_Excerpted records:_
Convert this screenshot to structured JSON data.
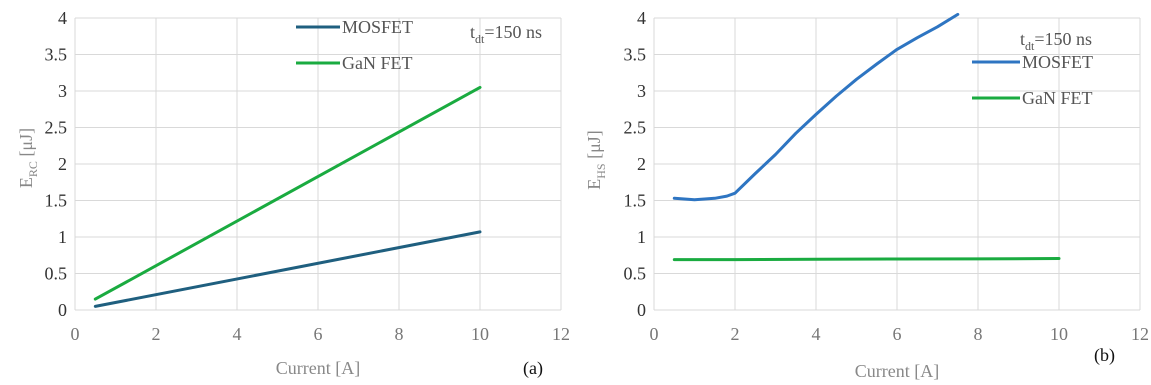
{
  "chart_data": [
    {
      "type": "line",
      "panel_label": "(a)",
      "xlabel": "Current [A]",
      "ylabel": {
        "base": "E",
        "sub": "RC",
        "unit": " [μJ]"
      },
      "annotation": {
        "base": "t",
        "sub": "dt",
        "rest": "=150 ns"
      },
      "xlim": [
        0,
        12
      ],
      "ylim": [
        0,
        4
      ],
      "x_ticks": [
        "0",
        "2",
        "4",
        "6",
        "8",
        "10",
        "12"
      ],
      "y_ticks": [
        "0",
        "0.5",
        "1",
        "1.5",
        "2",
        "2.5",
        "3",
        "3.5",
        "4"
      ],
      "grid": true,
      "legend_position": "top-right",
      "series": [
        {
          "name": "MOSFET",
          "color": "#1f5f7f",
          "x": [
            0.5,
            10
          ],
          "y": [
            0.05,
            1.07
          ]
        },
        {
          "name": "GaN FET",
          "color": "#1aab40",
          "x": [
            0.5,
            10
          ],
          "y": [
            0.15,
            3.05
          ]
        }
      ]
    },
    {
      "type": "line",
      "panel_label": "(b)",
      "xlabel": "Current [A]",
      "ylabel": {
        "base": "E",
        "sub": "HS",
        "unit": "  [μJ]"
      },
      "annotation": {
        "base": "t",
        "sub": "dt",
        "rest": "=150 ns"
      },
      "xlim": [
        0,
        12
      ],
      "ylim": [
        0,
        4
      ],
      "x_ticks": [
        "0",
        "2",
        "4",
        "6",
        "8",
        "10",
        "12"
      ],
      "y_ticks": [
        "0",
        "0.5",
        "1",
        "1.5",
        "2",
        "2.5",
        "3",
        "3.5",
        "4"
      ],
      "grid": true,
      "legend_position": "top-right",
      "series": [
        {
          "name": "MOSFET",
          "color": "#2e75c2",
          "x": [
            0.5,
            1.0,
            1.5,
            1.8,
            2.0,
            2.5,
            3.0,
            3.5,
            4.0,
            4.5,
            5.0,
            5.5,
            6.0,
            6.5,
            7.0,
            7.5
          ],
          "y": [
            1.53,
            1.51,
            1.53,
            1.56,
            1.6,
            1.87,
            2.13,
            2.42,
            2.68,
            2.93,
            3.16,
            3.37,
            3.57,
            3.73,
            3.88,
            4.05
          ]
        },
        {
          "name": "GaN FET",
          "color": "#1aab40",
          "x": [
            0.5,
            2,
            4,
            6,
            8,
            10
          ],
          "y": [
            0.69,
            0.69,
            0.695,
            0.698,
            0.7,
            0.705
          ]
        }
      ]
    }
  ]
}
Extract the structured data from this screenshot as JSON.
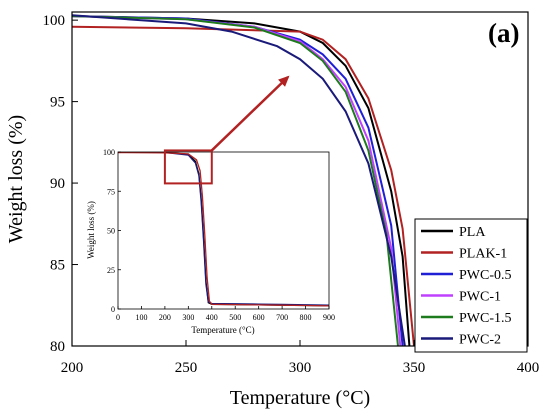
{
  "chart_data": [
    {
      "type": "line",
      "title": "",
      "panel_label": "(a)",
      "xlabel": "Temperature (°C)",
      "ylabel": "Weight loss (%)",
      "xlim": [
        200,
        400
      ],
      "ylim": [
        80,
        100.5
      ],
      "x_ticks": [
        200,
        250,
        300,
        350,
        400
      ],
      "y_ticks": [
        80,
        85,
        90,
        95,
        100
      ],
      "grid": false,
      "legend_placement": "bottom-right",
      "series": [
        {
          "name": "PLA",
          "color": "#000000",
          "x": [
            200,
            250,
            280,
            300,
            310,
            320,
            330,
            340,
            345,
            348
          ],
          "y": [
            100.25,
            100.1,
            99.8,
            99.3,
            98.6,
            97.2,
            94.6,
            89.5,
            85.5,
            80
          ]
        },
        {
          "name": "PLAK-1",
          "color": "#b22222",
          "x": [
            200,
            250,
            300,
            310,
            320,
            330,
            340,
            345,
            350
          ],
          "y": [
            99.6,
            99.5,
            99.3,
            98.8,
            97.6,
            95.2,
            90.8,
            87.2,
            80
          ]
        },
        {
          "name": "PWC-0.5",
          "color": "#1f1fd6",
          "x": [
            200,
            250,
            280,
            300,
            310,
            320,
            330,
            340,
            345
          ],
          "y": [
            100.25,
            100.1,
            99.6,
            98.8,
            97.9,
            96.4,
            93.4,
            87.4,
            80
          ]
        },
        {
          "name": "PWC-1",
          "color": "#c040ff",
          "x": [
            200,
            250,
            280,
            300,
            310,
            320,
            330,
            340,
            344
          ],
          "y": [
            100.25,
            100.05,
            99.6,
            98.7,
            97.6,
            95.9,
            92.6,
            86.0,
            80
          ]
        },
        {
          "name": "PWC-1.5",
          "color": "#1d7a1d",
          "x": [
            200,
            250,
            280,
            300,
            310,
            320,
            330,
            338,
            343
          ],
          "y": [
            100.25,
            100.05,
            99.55,
            98.6,
            97.5,
            95.6,
            92.0,
            86.8,
            80
          ]
        },
        {
          "name": "PWC-2",
          "color": "#1a1a7a",
          "x": [
            200,
            250,
            270,
            290,
            300,
            310,
            320,
            330,
            340,
            346
          ],
          "y": [
            100.3,
            99.8,
            99.3,
            98.4,
            97.6,
            96.4,
            94.4,
            91.2,
            85.5,
            80
          ]
        }
      ]
    },
    {
      "type": "line",
      "title": "",
      "xlabel": "Temperature (°C)",
      "ylabel": "Weight loss (%)",
      "xlim": [
        0,
        900
      ],
      "ylim": [
        0,
        100
      ],
      "x_ticks": [
        0,
        100,
        200,
        300,
        400,
        500,
        600,
        700,
        800,
        900
      ],
      "y_ticks": [
        0,
        25,
        50,
        75,
        100
      ],
      "grid": false,
      "zoom_box": {
        "x": [
          200,
          400
        ],
        "y": [
          80,
          101
        ]
      },
      "series": [
        {
          "name": "PLA",
          "color": "#000000",
          "x": [
            0,
            200,
            300,
            330,
            345,
            355,
            365,
            375,
            385,
            400,
            500,
            600,
            700,
            800,
            900
          ],
          "y": [
            100,
            99.8,
            98.5,
            94,
            86,
            70,
            45,
            18,
            4,
            3,
            2.8,
            2.6,
            2.4,
            2.2,
            2
          ]
        },
        {
          "name": "PWC-2",
          "color": "#1a1a7a",
          "x": [
            0,
            200,
            300,
            330,
            345,
            355,
            365,
            375,
            385,
            400,
            500,
            600,
            700,
            800,
            900
          ],
          "y": [
            100,
            99.7,
            98,
            93,
            85,
            68,
            43,
            16,
            4.5,
            3.5,
            3.3,
            3.1,
            2.9,
            2.7,
            2.5
          ]
        },
        {
          "name": "PLAK-1",
          "color": "#b22222",
          "x": [
            0,
            200,
            300,
            335,
            350,
            360,
            370,
            380,
            390,
            400,
            500,
            600,
            700,
            800,
            900
          ],
          "y": [
            99.6,
            99.5,
            98.8,
            95,
            88,
            72,
            48,
            20,
            5,
            3,
            2.8,
            2.6,
            2.4,
            2.2,
            2
          ]
        }
      ]
    }
  ]
}
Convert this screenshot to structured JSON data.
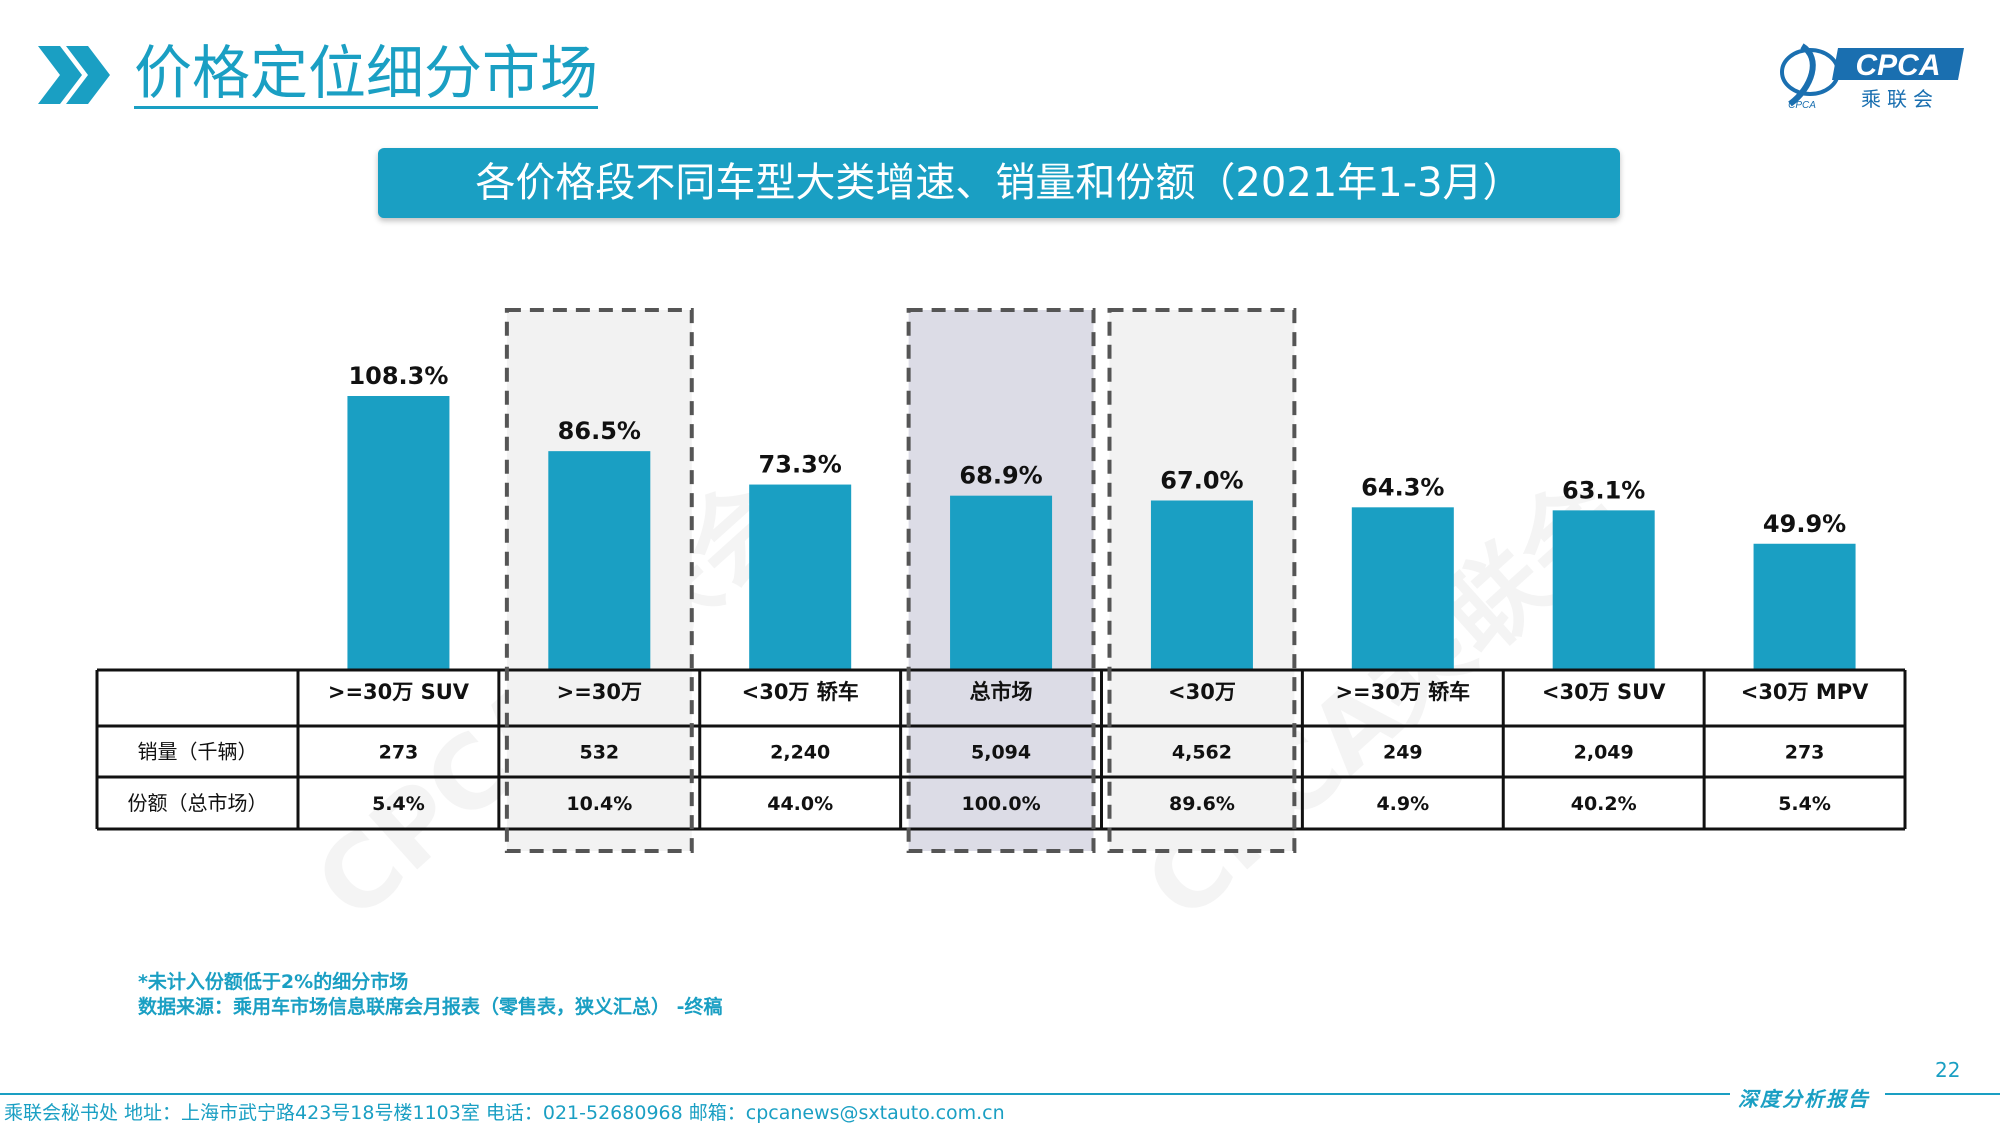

_Directions:_ Transcribe all the records above word for word, without their images.

_Exercise result:_
Convert this screenshot to structured JSON data.
{
  "chart_data": [
    {
      "type": "line",
      "panel_label": "(a)",
      "xlabel": "Current [A]",
      "ylabel": {
        "base": "E",
        "sub": "RC",
        "unit": " [μJ]"
      },
      "annotation": {
        "base": "t",
        "sub": "dt",
        "rest": "=150 ns"
      },
      "xlim": [
        0,
        12
      ],
      "ylim": [
        0,
        4
      ],
      "x_ticks": [
        "0",
        "2",
        "4",
        "6",
        "8",
        "10",
        "12"
      ],
      "y_ticks": [
        "0",
        "0.5",
        "1",
        "1.5",
        "2",
        "2.5",
        "3",
        "3.5",
        "4"
      ],
      "grid": true,
      "legend_position": "top-right",
      "series": [
        {
          "name": "MOSFET",
          "color": "#1f5f7f",
          "x": [
            0.5,
            10
          ],
          "y": [
            0.05,
            1.07
          ]
        },
        {
          "name": "GaN FET",
          "color": "#1aab40",
          "x": [
            0.5,
            10
          ],
          "y": [
            0.15,
            3.05
          ]
        }
      ]
    },
    {
      "type": "line",
      "panel_label": "(b)",
      "xlabel": "Current [A]",
      "ylabel": {
        "base": "E",
        "sub": "HS",
        "unit": "  [μJ]"
      },
      "annotation": {
        "base": "t",
        "sub": "dt",
        "rest": "=150 ns"
      },
      "xlim": [
        0,
        12
      ],
      "ylim": [
        0,
        4
      ],
      "x_ticks": [
        "0",
        "2",
        "4",
        "6",
        "8",
        "10",
        "12"
      ],
      "y_ticks": [
        "0",
        "0.5",
        "1",
        "1.5",
        "2",
        "2.5",
        "3",
        "3.5",
        "4"
      ],
      "grid": true,
      "legend_position": "top-right",
      "series": [
        {
          "name": "MOSFET",
          "color": "#2e75c2",
          "x": [
            0.5,
            1.0,
            1.5,
            1.8,
            2.0,
            2.5,
            3.0,
            3.5,
            4.0,
            4.5,
            5.0,
            5.5,
            6.0,
            6.5,
            7.0,
            7.5
          ],
          "y": [
            1.53,
            1.51,
            1.53,
            1.56,
            1.6,
            1.87,
            2.13,
            2.42,
            2.68,
            2.93,
            3.16,
            3.37,
            3.57,
            3.73,
            3.88,
            4.05
          ]
        },
        {
          "name": "GaN FET",
          "color": "#1aab40",
          "x": [
            0.5,
            2,
            4,
            6,
            8,
            10
          ],
          "y": [
            0.69,
            0.69,
            0.695,
            0.698,
            0.7,
            0.705
          ]
        }
      ]
    }
  ]
}
Extract the structured data from this screenshot as JSON.
{
  "chart_data": [
    {
      "type": "line",
      "title": "",
      "panel_label": "(a)",
      "xlabel": "Temperature (°C)",
      "ylabel": "Weight loss (%)",
      "xlim": [
        200,
        400
      ],
      "ylim": [
        80,
        100.5
      ],
      "x_ticks": [
        200,
        250,
        300,
        350,
        400
      ],
      "y_ticks": [
        80,
        85,
        90,
        95,
        100
      ],
      "grid": false,
      "legend_placement": "bottom-right",
      "series": [
        {
          "name": "PLA",
          "color": "#000000",
          "x": [
            200,
            250,
            280,
            300,
            310,
            320,
            330,
            340,
            345,
            348
          ],
          "y": [
            100.25,
            100.1,
            99.8,
            99.3,
            98.6,
            97.2,
            94.6,
            89.5,
            85.5,
            80
          ]
        },
        {
          "name": "PLAK-1",
          "color": "#b22222",
          "x": [
            200,
            250,
            300,
            310,
            320,
            330,
            340,
            345,
            350
          ],
          "y": [
            99.6,
            99.5,
            99.3,
            98.8,
            97.6,
            95.2,
            90.8,
            87.2,
            80
          ]
        },
        {
          "name": "PWC-0.5",
          "color": "#1f1fd6",
          "x": [
            200,
            250,
            280,
            300,
            310,
            320,
            330,
            340,
            345
          ],
          "y": [
            100.25,
            100.1,
            99.6,
            98.8,
            97.9,
            96.4,
            93.4,
            87.4,
            80
          ]
        },
        {
          "name": "PWC-1",
          "color": "#c040ff",
          "x": [
            200,
            250,
            280,
            300,
            310,
            320,
            330,
            340,
            344
          ],
          "y": [
            100.25,
            100.05,
            99.6,
            98.7,
            97.6,
            95.9,
            92.6,
            86.0,
            80
          ]
        },
        {
          "name": "PWC-1.5",
          "color": "#1d7a1d",
          "x": [
            200,
            250,
            280,
            300,
            310,
            320,
            330,
            338,
            343
          ],
          "y": [
            100.25,
            100.05,
            99.55,
            98.6,
            97.5,
            95.6,
            92.0,
            86.8,
            80
          ]
        },
        {
          "name": "PWC-2",
          "color": "#1a1a7a",
          "x": [
            200,
            250,
            270,
            290,
            300,
            310,
            320,
            330,
            340,
            346
          ],
          "y": [
            100.3,
            99.8,
            99.3,
            98.4,
            97.6,
            96.4,
            94.4,
            91.2,
            85.5,
            80
          ]
        }
      ]
    },
    {
      "type": "line",
      "title": "",
      "xlabel": "Temperature (°C)",
      "ylabel": "Weight loss (%)",
      "xlim": [
        0,
        900
      ],
      "ylim": [
        0,
        100
      ],
      "x_ticks": [
        0,
        100,
        200,
        300,
        400,
        500,
        600,
        700,
        800,
        900
      ],
      "y_ticks": [
        0,
        25,
        50,
        75,
        100
      ],
      "grid": false,
      "zoom_box": {
        "x": [
          200,
          400
        ],
        "y": [
          80,
          101
        ]
      },
      "series": [
        {
          "name": "PLA",
          "color": "#000000",
          "x": [
            0,
            200,
            300,
            330,
            345,
            355,
            365,
            375,
            385,
            400,
            500,
            600,
            700,
            800,
            900
          ],
          "y": [
            100,
            99.8,
            98.5,
            94,
            86,
            70,
            45,
            18,
            4,
            3,
            2.8,
            2.6,
            2.4,
            2.2,
            2
          ]
        },
        {
          "name": "PWC-2",
          "color": "#1a1a7a",
          "x": [
            0,
            200,
            300,
            330,
            345,
            355,
            365,
            375,
            385,
            400,
            500,
            600,
            700,
            800,
            900
          ],
          "y": [
            100,
            99.7,
            98,
            93,
            85,
            68,
            43,
            16,
            4.5,
            3.5,
            3.3,
            3.1,
            2.9,
            2.7,
            2.5
          ]
        },
        {
          "name": "PLAK-1",
          "color": "#b22222",
          "x": [
            0,
            200,
            300,
            335,
            350,
            360,
            370,
            380,
            390,
            400,
            500,
            600,
            700,
            800,
            900
          ],
          "y": [
            99.6,
            99.5,
            98.8,
            95,
            88,
            72,
            48,
            20,
            5,
            3,
            2.8,
            2.6,
            2.4,
            2.2,
            2
          ]
        }
      ]
    }
  ]
}
Convert this screenshot to structured JSON data.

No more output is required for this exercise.